[PROBLEM REQUIREMENTS] Reproduce each line that includes the word "English".

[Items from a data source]
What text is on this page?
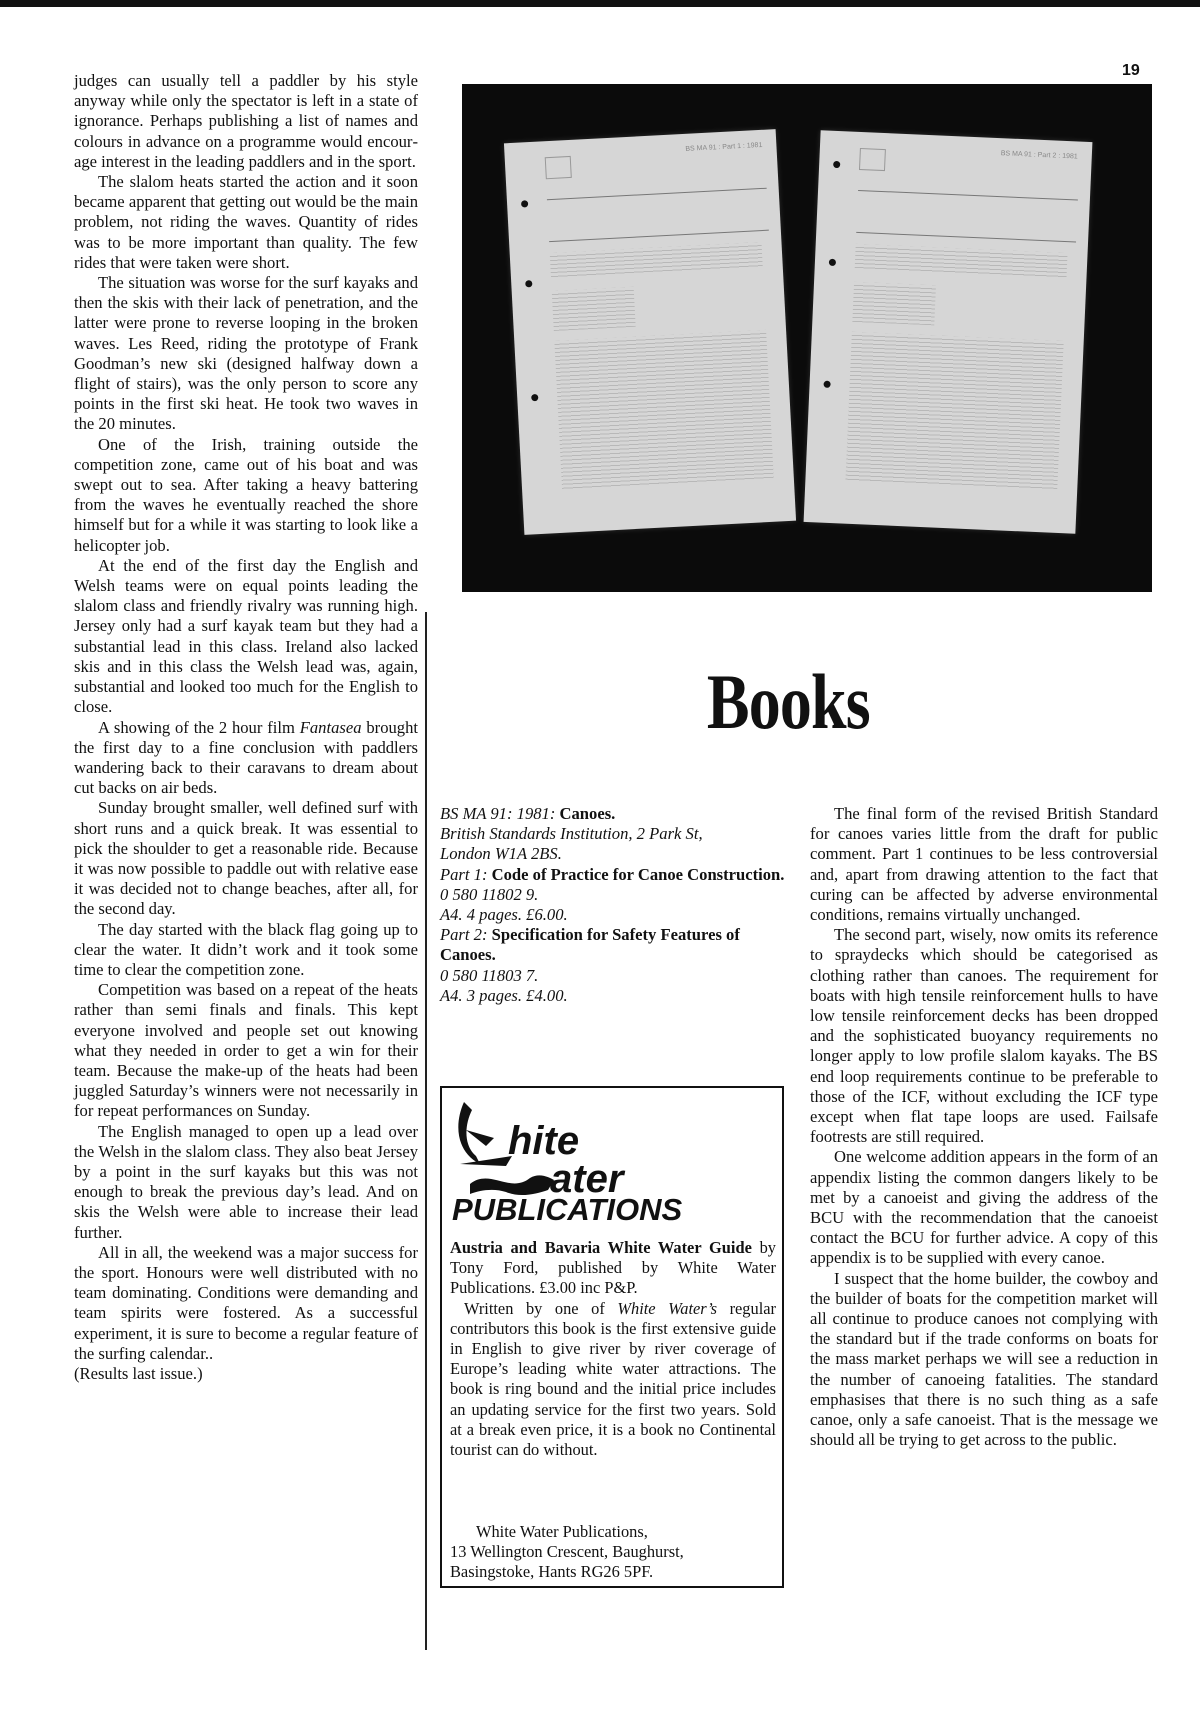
19

judges can usually tell a paddler by his style anyway while only the spectator is left in a state of ignorance. Perhaps publishing a list of names and colours in advance on a programme would encourage interest in the leading paddlers and in the sport.

The slalom heats started the action and it soon became apparent that getting out would be the main problem, not riding the waves. Quantity of rides was to be more important than quality. The few rides that were taken were short.

The situation was worse for the surf kayaks and then the skis with their lack of penetration, and the latter were prone to reverse looping in the broken waves. Les Reed, riding the prototype of Frank Goodman’s new ski (designed halfway down a flight of stairs), was the only person to score any points in the first ski heat. He took two waves in the 20 minutes.

One of the Irish, training outside the competition zone, came out of his boat and was swept out to sea. After taking a heavy battering from the waves he eventually reached the shore himself but for a while it was starting to look like a helicopter job.

At the end of the first day the English and Welsh teams were on equal points leading the slalom class and friendly rivalry was running high. Jersey only had a surf kayak team but they had a substantial lead in this class. Ireland also lacked skis and in this class the Welsh lead was, again, substantial and looked too much for the English to close.

A showing of the 2 hour film Fantasea brought the first day to a fine conclusion with paddlers wandering back to their caravans to dream about cut backs on air beds.

Sunday brought smaller, well defined surf with short runs and a quick break. It was essential to pick the shoulder to get a reasonable ride. Because it was now possible to paddle out with relative ease it was decided not to change beaches, after all, for the second day.

The day started with the black flag going up to clear the water. It didn’t work and it took some time to clear the competition zone.

Competition was based on a repeat of the heats rather than semi finals and finals. This kept everyone involved and people set out knowing what they needed in order to get a win for their team. Because the make-up of the heats had been juggled Saturday’s winners were not necessarily in for repeat performances on Sunday.

The English managed to open up a lead over the Welsh in the slalom class. They also beat Jersey by a point in the surf kayaks but this was not enough to break the previous day’s lead. And on skis the Welsh were able to increase their lead further.

All in all, the weekend was a major success for the sport. Honours were well distributed with no team dominating. Conditions were demanding and team spirits were fostered. As a successful experiment, it is sure to become a regular feature of the surfing calendar..

(Results last issue.)

BS MA 91 : Part 1 : 1981
BS MA 91 : Part 2 : 1981
Books
BS MA 91: 1981: Canoes.
British Standards Institution, 2 Park St,
London W1A 2BS.
Part 1: Code of Practice for Canoe Construction.
0 580 11802 9.
A4. 4 pages. £6.00.
Part 2: Specification for Safety Features of Canoes.
0 580 11803 7.
A4. 3 pages. £4.00.
hite
ater
PUBLICATIONS

Austria and Bavaria White Water Guide by Tony Ford, published by White Water Publications. £3.00 inc P&P.

Written by one of White Water’s regular contributors this book is the first extensive guide in English to give river by river coverage of Europe’s leading white water attractions. The book is ring bound and the initial price includes an updating service for the first two years. Sold at a break even price, it is a book no Continental tourist can do without.

White Water Publications,
13 Wellington Crescent, Baughurst,
Basingstoke, Hants RG26 5PF.

The final form of the revised British Standard for canoes varies little from the draft for public comment. Part 1 continues to be less controversial and, apart from drawing attention to the fact that curing can be affected by adverse environmental conditions, remains virtually unchanged.

The second part, wisely, now omits its reference to spraydecks which should be categorised as clothing rather than canoes. The requirement for boats with high tensile reinforcement hulls to have low tensile reinforcement decks has been dropped and the sophisticated buoyancy requirements no longer apply to low profile slalom kayaks. The BS end loop requirements continue to be preferable to those of the ICF, without excluding the ICF type except when flat tape loops are used. Failsafe footrests are still required.

One welcome addition appears in the form of an appendix listing the common dangers likely to be met by a canoeist and giving the address of the BCU with the recommendation that the canoeist contact the BCU for further advice. A copy of this appendix is to be supplied with every canoe.

I suspect that the home builder, the cowboy and the builder of boats for the competition market will all continue to produce canoes not complying with the standard but if the trade conforms on boats for the mass market perhaps we will see a reduction in the number of canoeing fatalities. The standard emphasises that there is no such thing as a safe canoe, only a safe canoeist. That is the message we should all be trying to get across to the public.
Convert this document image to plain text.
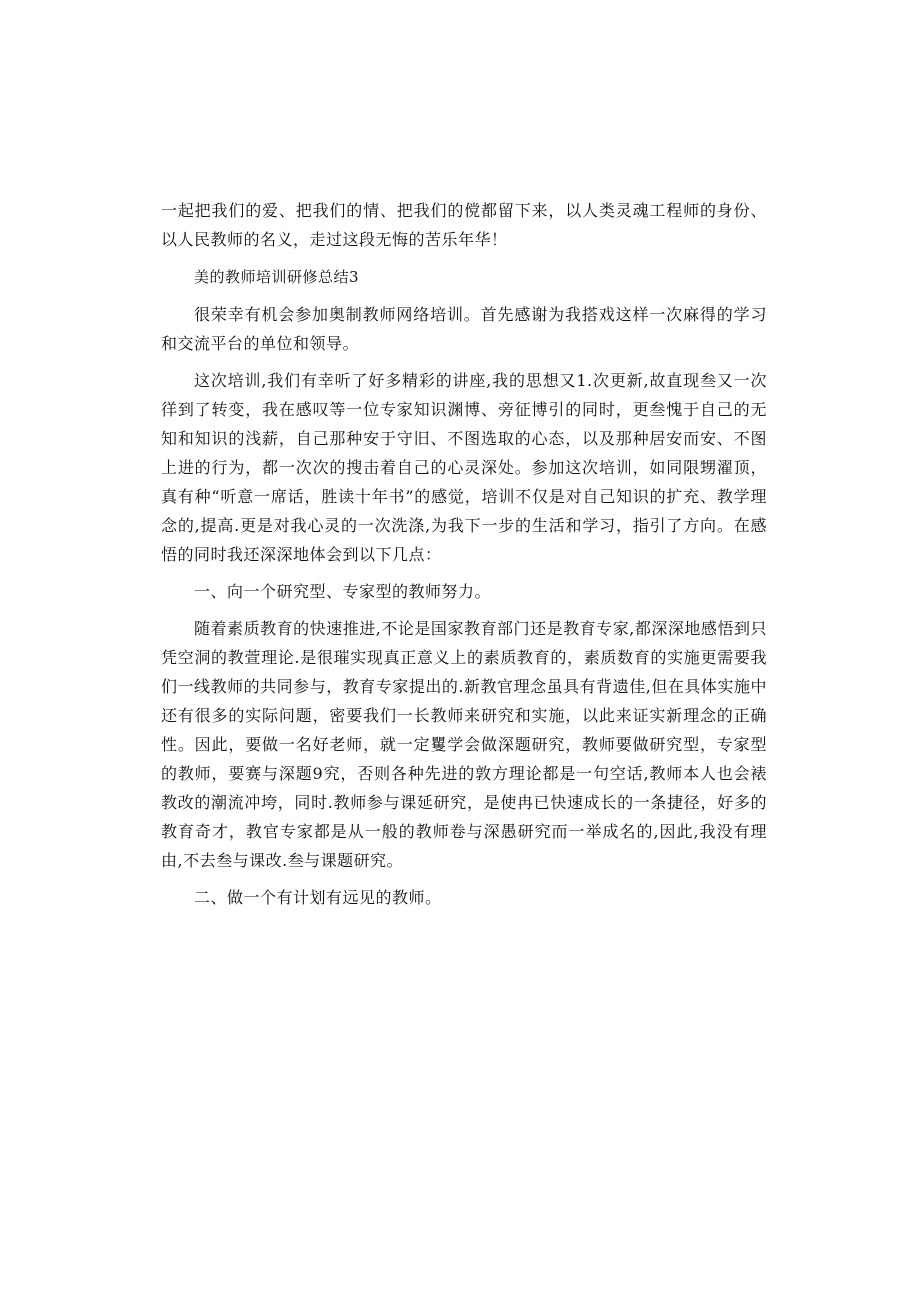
一起把我们的爱、把我们的情、把我们的傥都留下来，以人类灵魂工程师的身份、以人民教师的名义，走过这段无悔的苦乐年华！

美的教师培训研修总结3

很荣幸有机会参加奥制教师网络培训。首先感谢为我搭戏这样一次麻得的学习和交流平台的单位和领导。

这次培训,我们有幸听了好多精彩的讲座,我的思想又1.次更新,故直现叁又一次徉到了转变，我在感叹等一位专家知识渊博、旁征博引的同时，更叁愧于自己的无知和知识的浅薪，自己那种安于守旧、不图选取的心态，以及那种居安而安、不图上进的行为，都一次次的搜击着自己的心灵深处。参加这次培训，如同限甥濯顶，真有种“听意一席话，胜读十年书”的感觉，培训不仅是对自己知识的扩充、教学理念的,提高.更是对我心灵的一次洗涤,为我下一步的生活和学习，指引了方向。在感悟的同时我还深深地体会到以下几点：

一、向一个研究型、专家型的教师努力。

随着素质教育的快速推进,不论是国家教育部门还是教育专家,都深深地感悟到只凭空洞的教萱理论.是很璀实现真正意义上的素质教育的，素质数育的实施更需要我们一线教师的共同参与，教育专家提出的.新教官理念虽具有背遗佳,但在具体实施中还有很多的实际问题，密要我们一长教师来研究和实施，以此来证实新理念的正确性。因此，要做一名好老师，就一定矍学会做深题研究，教师要做研究型，专家型的教师，要赛与深题9究，否则各种先进的敦方理论都是一句空话,教师本人也会裱教改的潮流冲垮，同时.教师参与课延研究，是使冉已快速成长的一条捷径，好多的教育奇才，教官专家都是从一般的教师卷与深愚研究而一举成名的,因此,我没有理由,不去叁与课改.叁与课题研究。

二、做一个有计划有远见的教师。
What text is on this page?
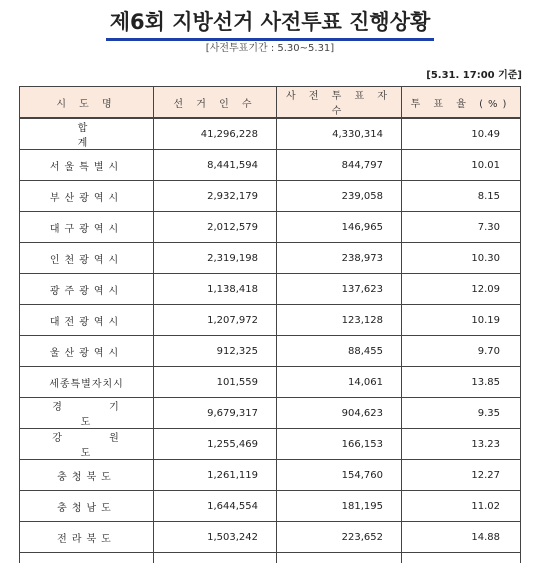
제6회 지방선거 사전투표 진행상황
[사전투표기간 : 5.30~5.31]
[5.31. 17:00 기준]
시 도 명	선 거 인 수	사 전 투 표 자 수	투 표 율 (%)
합 계	41,296,228	4,330,314	10.49
서울특별시	8,441,594	844,797	10.01
부산광역시	2,932,179	239,058	8.15
대구광역시	2,012,579	146,965	7.30
인천광역시	2,319,198	238,973	10.30
광주광역시	1,138,418	137,623	12.09
대전광역시	1,207,972	123,128	10.19
울산광역시	912,325	88,455	9.70
세종특별자치시	101,559	14,061	13.85
경 기 도	9,679,317	904,623	9.35
강 원 도	1,255,469	166,153	13.23
충청북도	1,261,119	154,760	12.27
충청남도	1,644,554	181,195	11.02
전라북도	1,503,242	223,652	14.88
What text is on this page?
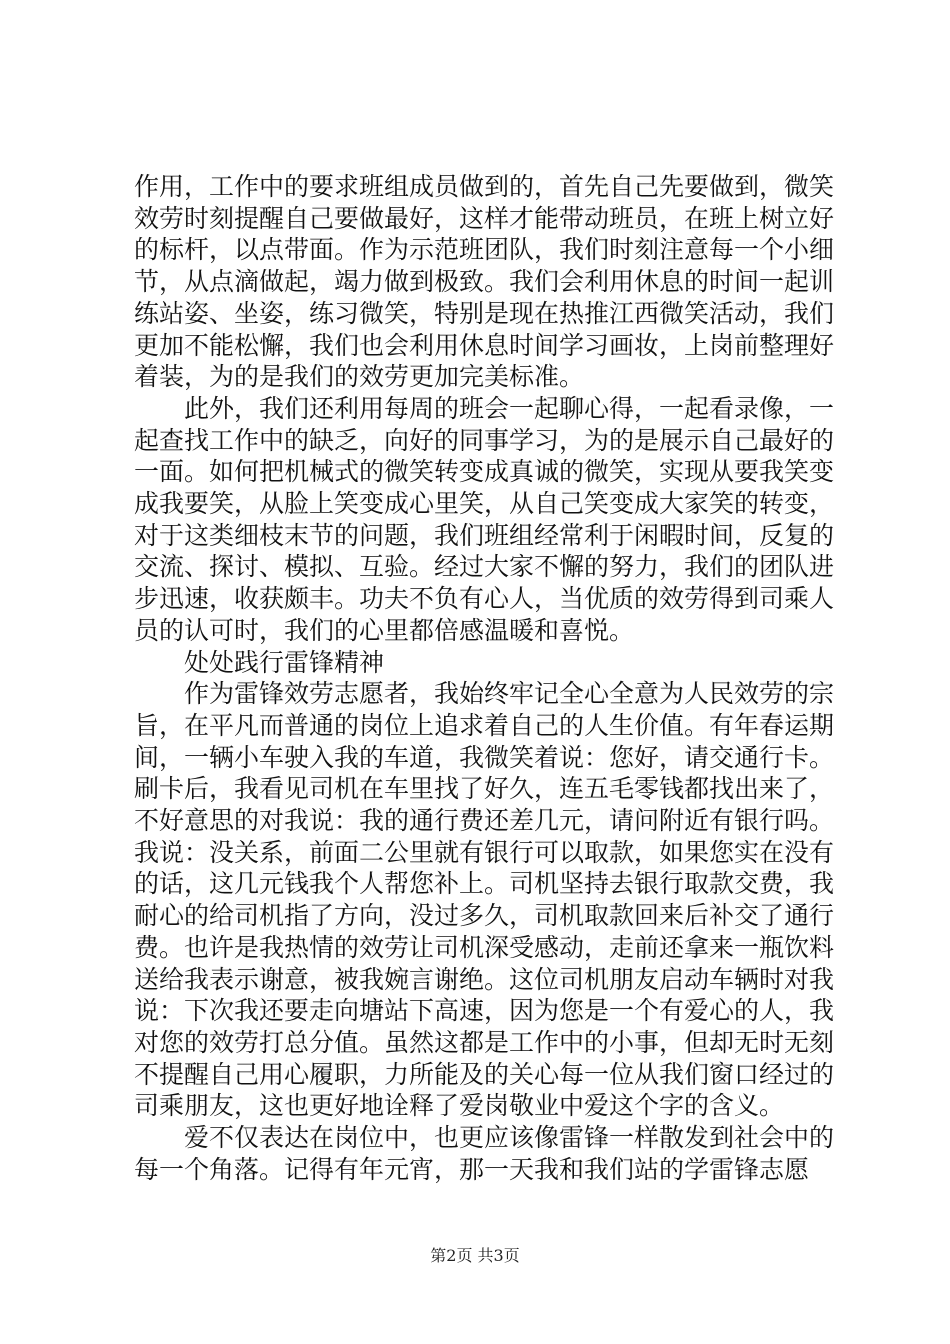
作用，工作中的要求班组成员做到的，首先自己先要做到，微笑效劳时刻提醒自己要做最好，这样才能带动班员，在班上树立好的标杆，以点带面。作为示范班团队，我们时刻注意每一个小细节，从点滴做起，竭力做到极致。我们会利用休息的时间一起训练站姿、坐姿，练习微笑，特别是现在热推江西微笑活动，我们更加不能松懈，我们也会利用休息时间学习画妆，上岗前整理好着装，为的是我们的效劳更加完美标准。

此外，我们还利用每周的班会一起聊心得，一起看录像，一起查找工作中的缺乏，向好的同事学习，为的是展示自己最好的一面。如何把机械式的微笑转变成真诚的微笑，实现从要我笑变成我要笑，从脸上笑变成心里笑，从自己笑变成大家笑的转变，对于这类细枝末节的问题，我们班组经常利于闲暇时间，反复的交流、探讨、模拟、互验。经过大家不懈的努力，我们的团队进步迅速，收获颇丰。功夫不负有心人，当优质的效劳得到司乘人员的认可时，我们的心里都倍感温暖和喜悦。

处处践行雷锋精神

作为雷锋效劳志愿者，我始终牢记全心全意为人民效劳的宗旨，在平凡而普通的岗位上追求着自己的人生价值。有年春运期间，一辆小车驶入我的车道，我微笑着说：您好，请交通行卡。刷卡后，我看见司机在车里找了好久，连五毛零钱都找出来了，不好意思的对我说：我的通行费还差几元，请问附近有银行吗。我说：没关系，前面二公里就有银行可以取款，如果您实在没有的话，这几元钱我个人帮您补上。司机坚持去银行取款交费，我耐心的给司机指了方向，没过多久，司机取款回来后补交了通行费。也许是我热情的效劳让司机深受感动，走前还拿来一瓶饮料送给我表示谢意，被我婉言谢绝。这位司机朋友启动车辆时对我说：下次我还要走向塘站下高速，因为您是一个有爱心的人，我对您的效劳打总分值。虽然这都是工作中的小事，但却无时无刻不提醒自己用心履职，力所能及的关心每一位从我们窗口经过的司乘朋友，这也更好地诠释了爱岗敬业中爱这个字的含义。

爱不仅表达在岗位中，也更应该像雷锋一样散发到社会中的每一个角落。记得有年元宵，那一天我和我们站的学雷锋志愿

第2页 共3页
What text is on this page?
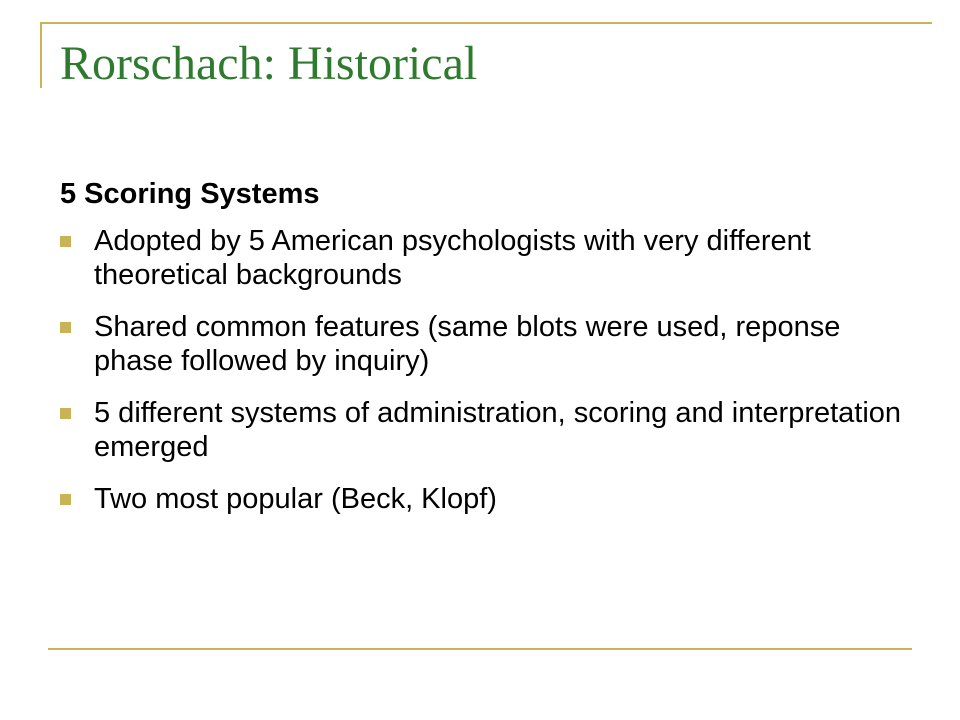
Rorschach: Historical

5 Scoring Systems

Adopted by 5 American psychologists with very different theoretical backgrounds
Shared common features (same blots were used, reponse phase followed by inquiry)
5 different systems of administration, scoring and interpretation emerged
Two most popular (Beck, Klopf)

[FINAL RESULT]
At the end of the first day the English and Welsh teams were on equal points leading the slalom class and friendly rivalry was running high. Jersey only had a surf kayak team but they had a substantial lead in this class. Ireland also lacked skis and in this class the Welsh lead was, again, substantial and looked too much for the English to close.
The English managed to open up a lead over the Welsh in the slalom class. They also beat Jersey by a point in the surf kayaks but this was not enough to break the previous day’s lead. And on skis the Welsh were able to increase their lead further.
Written by one of White Water’s regular contributors this book is the first extensive guide in English to give river by river coverage of Europe’s leading white water attractions. The book is ring bound and the initial price includes an updating service for the first two years. Sold at a break even price, it is a book no Continental tourist can do without.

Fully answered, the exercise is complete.